*Stored rows:*
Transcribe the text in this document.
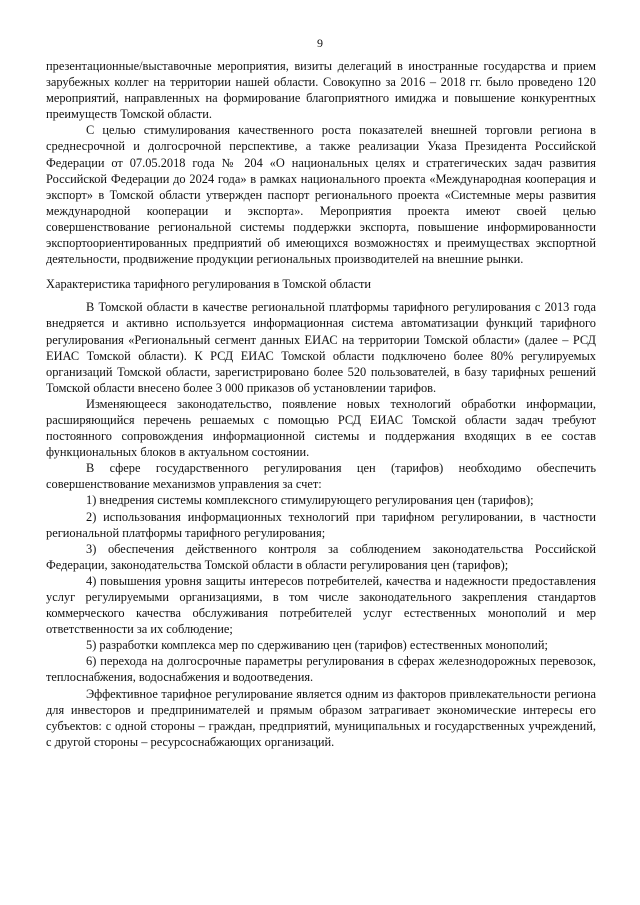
9

презентационные/выставочные мероприятия, визиты делегаций в иностранные государства и прием зарубежных коллег на территории нашей области. Совокупно за 2016 – 2018 гг. было проведено 120 мероприятий, направленных на формирование благоприятного имиджа и повышение конкурентных преимуществ Томской области.

С целью стимулирования качественного роста показателей внешней торговли региона в среднесрочной и долгосрочной перспективе, а также реализации Указа Президента Российской Федерации от 07.05.2018 года № 204 «О национальных целях и стратегических задач развития Российской Федерации до 2024 года» в рамках национального проекта «Международная кооперация и экспорт» в Томской области утвержден паспорт регионального проекта «Системные меры развития международной кооперации и экспорта». Мероприятия проекта имеют своей целью совершенствование региональной системы поддержки экспорта, повышение информированности экспортоориентированных предприятий об имеющихся возможностях и преимуществах экспортной деятельности, продвижение продукции региональных производителей на внешние рынки.

Характеристика тарифного регулирования в Томской области

В Томской области в качестве региональной платформы тарифного регулирования с 2013 года внедряется и активно используется информационная система автоматизации функций тарифного регулирования «Региональный сегмент данных ЕИАС на территории Томской области» (далее – РСД ЕИАС Томской области). К РСД ЕИАС Томской области подключено более 80% регулируемых организаций Томской области, зарегистрировано более 520 пользователей, в базу тарифных решений Томской области внесено более 3 000 приказов об установлении тарифов.

Изменяющееся законодательство, появление новых технологий обработки информации, расширяющийся перечень решаемых с помощью РСД ЕИАС Томской области задач требуют постоянного сопровождения информационной системы и поддержания входящих в ее состав функциональных блоков в актуальном состоянии.

В сфере государственного регулирования цен (тарифов) необходимо обеспечить совершенствование механизмов управления за счет:

1) внедрения системы комплексного стимулирующего регулирования цен (тарифов);

2) использования информационных технологий при тарифном регулировании, в частности региональной платформы тарифного регулирования;

3) обеспечения действенного контроля за соблюдением законодательства Российской Федерации, законодательства Томской области в области регулирования цен (тарифов);

4) повышения уровня защиты интересов потребителей, качества и надежности предоставления услуг регулируемыми организациями, в том числе законодательного закрепления стандартов коммерческого качества обслуживания потребителей услуг естественных монополий и мер ответственности за их соблюдение;

5) разработки комплекса мер по сдерживанию цен (тарифов) естественных монополий;

6) перехода на долгосрочные параметры регулирования в сферах железнодорожных перевозок, теплоснабжения, водоснабжения и водоотведения.

Эффективное тарифное регулирование является одним из факторов привлекательности региона для инвесторов и предпринимателей и прямым образом затрагивает экономические интересы его субъектов: с одной стороны – граждан, предприятий, муниципальных и государственных учреждений, с другой стороны – ресурсоснабжающих организаций.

*What is expected:*
Print each of the records above exactly as written, leaving no picture in the copy.

*Solution for this task:*
Transcribe the text in this document.
9

презентационные/выставочные мероприятия, визиты делегаций в иностранные государства и прием зарубежных коллег на территории нашей области. Совокупно за 2016 – 2018 гг. было проведено 120 мероприятий, направленных на формирование благоприятного имиджа и повышение конкурентных преимуществ Томской области.

С целью стимулирования качественного роста показателей внешней торговли региона в среднесрочной и долгосрочной перспективе, а также реализации Указа Президента Российской Федерации от 07.05.2018 года № 204 «О национальных целях и стратегических задач развития Российской Федерации до 2024 года» в рамках национального проекта «Международная кооперация и экспорт» в Томской области утвержден паспорт регионального проекта «Системные меры развития международной кооперации и экспорта». Мероприятия проекта имеют своей целью совершенствование региональной системы поддержки экспорта, повышение информированности экспортоориентированных предприятий об имеющихся возможностях и преимуществах экспортной деятельности, продвижение продукции региональных производителей на внешние рынки.

Характеристика тарифного регулирования в Томской области

В Томской области в качестве региональной платформы тарифного регулирования с 2013 года внедряется и активно используется информационная система автоматизации функций тарифного регулирования «Региональный сегмент данных ЕИАС на территории Томской области» (далее – РСД ЕИАС Томской области). К РСД ЕИАС Томской области подключено более 80% регулируемых организаций Томской области, зарегистрировано более 520 пользователей, в базу тарифных решений Томской области внесено более 3 000 приказов об установлении тарифов.

Изменяющееся законодательство, появление новых технологий обработки информации, расширяющийся перечень решаемых с помощью РСД ЕИАС Томской области задач требуют постоянного сопровождения информационной системы и поддержания входящих в ее состав функциональных блоков в актуальном состоянии.

В сфере государственного регулирования цен (тарифов) необходимо обеспечить совершенствование механизмов управления за счет:

1) внедрения системы комплексного стимулирующего регулирования цен (тарифов);

2) использования информационных технологий при тарифном регулировании, в частности региональной платформы тарифного регулирования;

3) обеспечения действенного контроля за соблюдением законодательства Российской Федерации, законодательства Томской области в области регулирования цен (тарифов);

4) повышения уровня защиты интересов потребителей, качества и надежности предоставления услуг регулируемыми организациями, в том числе законодательного закрепления стандартов коммерческого качества обслуживания потребителей услуг естественных монополий и мер ответственности за их соблюдение;

5) разработки комплекса мер по сдерживанию цен (тарифов) естественных монополий;

6) перехода на долгосрочные параметры регулирования в сферах железнодорожных перевозок, теплоснабжения, водоснабжения и водоотведения.

Эффективное тарифное регулирование является одним из факторов привлекательности региона для инвесторов и предпринимателей и прямым образом затрагивает экономические интересы его субъектов: с одной стороны – граждан, предприятий, муниципальных и государственных учреждений, с другой стороны – ресурсоснабжающих организаций.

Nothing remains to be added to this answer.